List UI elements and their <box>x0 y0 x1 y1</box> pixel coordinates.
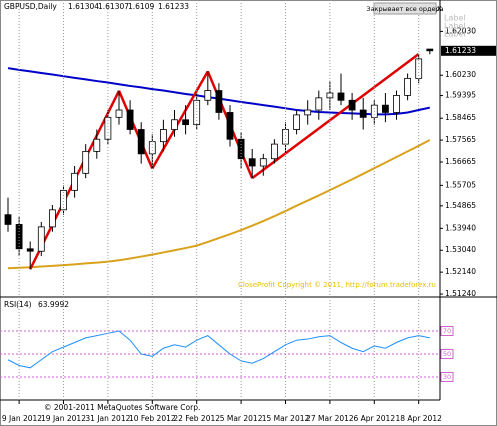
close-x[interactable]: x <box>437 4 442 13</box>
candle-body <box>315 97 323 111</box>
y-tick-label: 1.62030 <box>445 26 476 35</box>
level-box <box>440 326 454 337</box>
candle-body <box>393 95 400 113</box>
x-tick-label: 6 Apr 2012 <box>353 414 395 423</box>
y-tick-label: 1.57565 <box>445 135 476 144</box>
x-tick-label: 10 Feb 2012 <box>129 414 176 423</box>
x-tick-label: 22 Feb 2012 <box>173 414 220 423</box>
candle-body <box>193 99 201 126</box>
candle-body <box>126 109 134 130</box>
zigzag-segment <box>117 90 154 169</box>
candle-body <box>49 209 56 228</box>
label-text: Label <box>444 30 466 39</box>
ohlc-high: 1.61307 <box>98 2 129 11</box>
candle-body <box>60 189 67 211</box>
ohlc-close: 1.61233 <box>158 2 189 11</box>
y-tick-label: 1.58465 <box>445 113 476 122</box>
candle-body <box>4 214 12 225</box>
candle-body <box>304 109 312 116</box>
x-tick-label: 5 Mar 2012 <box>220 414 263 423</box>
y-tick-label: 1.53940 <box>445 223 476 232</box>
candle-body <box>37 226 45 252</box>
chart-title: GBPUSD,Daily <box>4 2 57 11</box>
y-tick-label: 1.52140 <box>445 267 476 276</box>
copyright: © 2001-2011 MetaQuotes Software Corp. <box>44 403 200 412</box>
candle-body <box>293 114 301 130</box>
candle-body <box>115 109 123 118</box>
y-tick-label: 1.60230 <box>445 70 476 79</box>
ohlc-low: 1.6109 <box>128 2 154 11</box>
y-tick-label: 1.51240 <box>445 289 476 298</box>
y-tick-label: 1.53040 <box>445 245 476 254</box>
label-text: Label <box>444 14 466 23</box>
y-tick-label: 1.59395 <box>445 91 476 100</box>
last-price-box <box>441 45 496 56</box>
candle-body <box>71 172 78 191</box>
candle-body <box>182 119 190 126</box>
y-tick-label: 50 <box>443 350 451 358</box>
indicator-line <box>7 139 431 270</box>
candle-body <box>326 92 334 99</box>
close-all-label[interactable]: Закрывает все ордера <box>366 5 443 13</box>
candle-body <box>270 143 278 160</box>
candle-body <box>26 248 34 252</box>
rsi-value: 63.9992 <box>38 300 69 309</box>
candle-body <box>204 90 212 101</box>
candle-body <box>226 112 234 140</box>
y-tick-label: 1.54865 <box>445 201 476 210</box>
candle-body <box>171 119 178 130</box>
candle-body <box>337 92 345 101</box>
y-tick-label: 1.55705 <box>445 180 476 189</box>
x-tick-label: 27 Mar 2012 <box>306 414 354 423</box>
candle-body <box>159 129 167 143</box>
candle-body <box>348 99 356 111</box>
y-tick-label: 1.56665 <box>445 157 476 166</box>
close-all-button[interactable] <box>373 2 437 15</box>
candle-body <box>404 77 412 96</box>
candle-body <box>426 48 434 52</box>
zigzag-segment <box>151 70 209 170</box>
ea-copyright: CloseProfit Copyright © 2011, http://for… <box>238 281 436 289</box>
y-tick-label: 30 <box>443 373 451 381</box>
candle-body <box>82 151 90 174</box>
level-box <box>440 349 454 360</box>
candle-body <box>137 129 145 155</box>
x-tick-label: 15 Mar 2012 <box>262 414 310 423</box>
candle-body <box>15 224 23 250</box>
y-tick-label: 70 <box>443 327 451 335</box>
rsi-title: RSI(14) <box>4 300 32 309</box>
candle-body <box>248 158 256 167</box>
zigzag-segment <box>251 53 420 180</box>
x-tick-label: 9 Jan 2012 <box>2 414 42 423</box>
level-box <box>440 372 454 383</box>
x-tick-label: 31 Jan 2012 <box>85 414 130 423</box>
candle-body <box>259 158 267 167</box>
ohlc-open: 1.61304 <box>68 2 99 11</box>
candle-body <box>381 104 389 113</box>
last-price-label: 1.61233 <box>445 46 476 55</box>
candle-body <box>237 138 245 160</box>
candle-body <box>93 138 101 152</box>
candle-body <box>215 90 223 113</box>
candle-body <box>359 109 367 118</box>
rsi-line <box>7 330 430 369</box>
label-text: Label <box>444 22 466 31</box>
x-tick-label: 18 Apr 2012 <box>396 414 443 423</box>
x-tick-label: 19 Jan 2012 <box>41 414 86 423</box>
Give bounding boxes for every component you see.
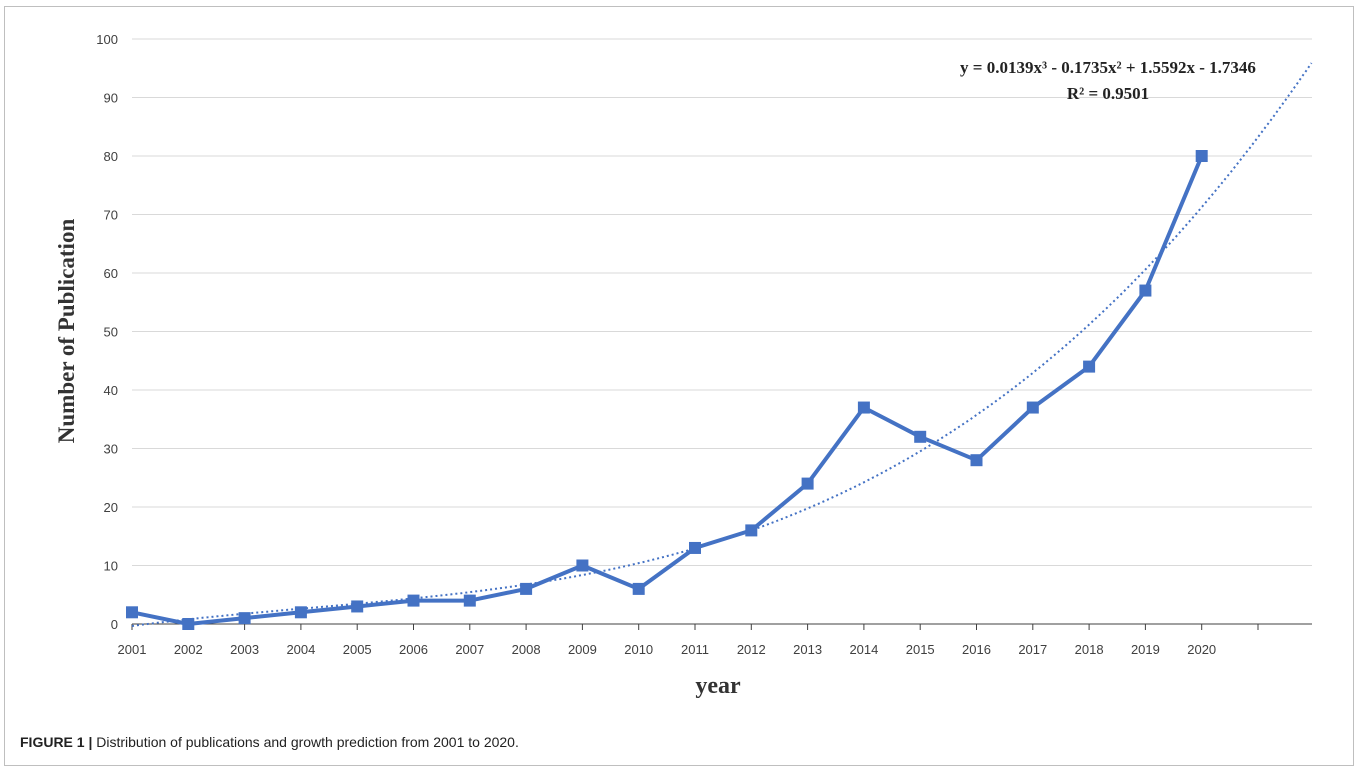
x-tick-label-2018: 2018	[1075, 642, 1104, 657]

**Set task:**
Retype every line of the material above word for word, omitting the pictures.

**Exercise solution:**
List UI elements and their <box>x0 y0 x1 y1</box> pixel coordinates.
close-x[interactable]: x <box>437 4 442 13</box>
candle-body <box>315 97 323 111</box>
y-tick-label: 1.62030 <box>445 26 476 35</box>
level-box <box>440 326 454 337</box>
candle-body <box>393 95 400 113</box>
x-tick-label: 6 Apr 2012 <box>353 414 395 423</box>
y-tick-label: 1.57565 <box>445 135 476 144</box>
x-tick-label: 10 Feb 2012 <box>129 414 176 423</box>
x-tick-label: 22 Feb 2012 <box>173 414 220 423</box>
candle-body <box>193 99 201 126</box>
candle-body <box>126 109 134 130</box>
zigzag-segment <box>117 90 154 169</box>
candle-body <box>49 209 56 228</box>
label-text: Label <box>444 30 466 39</box>
ohlc-high: 1.61307 <box>98 2 129 11</box>
candle-body <box>60 189 67 211</box>
ohlc-close: 1.61233 <box>158 2 189 11</box>
y-tick-label: 1.58465 <box>445 113 476 122</box>
candle-body <box>4 214 12 225</box>
candle-body <box>304 109 312 116</box>
x-tick-label: 5 Mar 2012 <box>220 414 263 423</box>
y-tick-label: 1.53940 <box>445 223 476 232</box>
candle-body <box>37 226 45 252</box>
chart-title: GBPUSD,Daily <box>4 2 57 11</box>
y-tick-label: 1.52140 <box>445 267 476 276</box>
copyright: © 2001-2011 MetaQuotes Software Corp. <box>44 403 200 412</box>
candle-body <box>293 114 301 130</box>
candle-body <box>115 109 123 118</box>
y-tick-label: 1.60230 <box>445 70 476 79</box>
ohlc-low: 1.6109 <box>128 2 154 11</box>
y-tick-label: 1.51240 <box>445 289 476 298</box>
y-tick-label: 1.53040 <box>445 245 476 254</box>
label-text: Label <box>444 14 466 23</box>
y-tick-label: 1.59395 <box>445 91 476 100</box>
last-price-box <box>441 45 496 56</box>
candle-body <box>71 172 78 191</box>
candle-body <box>182 119 190 126</box>
y-tick-label: 50 <box>443 350 451 358</box>
indicator-line <box>7 139 431 270</box>
candle-body <box>326 92 334 99</box>
close-all-label[interactable]: Закрывает все ордера <box>366 5 443 13</box>
candle-body <box>270 143 278 160</box>
candle-body <box>26 248 34 252</box>
rsi-value: 63.9992 <box>38 300 69 309</box>
candle-body <box>204 90 212 101</box>
candle-body <box>226 112 234 140</box>
y-tick-label: 1.54865 <box>445 201 476 210</box>
candle-body <box>171 119 178 130</box>
candle-body <box>337 92 345 101</box>
y-tick-label: 1.55705 <box>445 180 476 189</box>
x-tick-label: 27 Mar 2012 <box>306 414 354 423</box>
candle-body <box>159 129 167 143</box>
candle-body <box>348 99 356 111</box>
y-tick-label: 1.56665 <box>445 157 476 166</box>
close-all-button[interactable] <box>373 2 437 15</box>
candle-body <box>404 77 412 96</box>
candle-body <box>426 48 434 52</box>
zigzag-segment <box>151 70 209 170</box>
ea-copyright: CloseProfit Copyright © 2011, http://for… <box>238 281 436 289</box>
y-tick-label: 30 <box>443 373 451 381</box>
candle-body <box>82 151 90 174</box>
level-box <box>440 349 454 360</box>
candle-body <box>137 129 145 155</box>
x-tick-label: 15 Mar 2012 <box>262 414 310 423</box>
candle-body <box>15 224 23 250</box>
y-tick-label: 70 <box>443 327 451 335</box>
rsi-title: RSI(14) <box>4 300 32 309</box>
candle-body <box>248 158 256 167</box>
zigzag-segment <box>251 53 420 180</box>
x-tick-label: 9 Jan 2012 <box>2 414 42 423</box>
level-box <box>440 372 454 383</box>
x-tick-label: 31 Jan 2012 <box>85 414 130 423</box>
candle-body <box>259 158 267 167</box>
ohlc-open: 1.61304 <box>68 2 99 11</box>
candle-body <box>381 104 389 113</box>
last-price-label: 1.61233 <box>445 46 476 55</box>
candle-body <box>237 138 245 160</box>
candle-body <box>93 138 101 152</box>
candle-body <box>215 90 223 113</box>
candle-body <box>359 109 367 118</box>
rsi-line <box>7 330 430 369</box>
label-text: Label <box>444 22 466 31</box>
x-tick-label: 18 Apr 2012 <box>396 414 443 423</box>
x-tick-label: 19 Jan 2012 <box>41 414 86 423</box>
Give bounding boxes for every component you see.
x-tick-label-2018: 2018	[1075, 642, 1104, 657]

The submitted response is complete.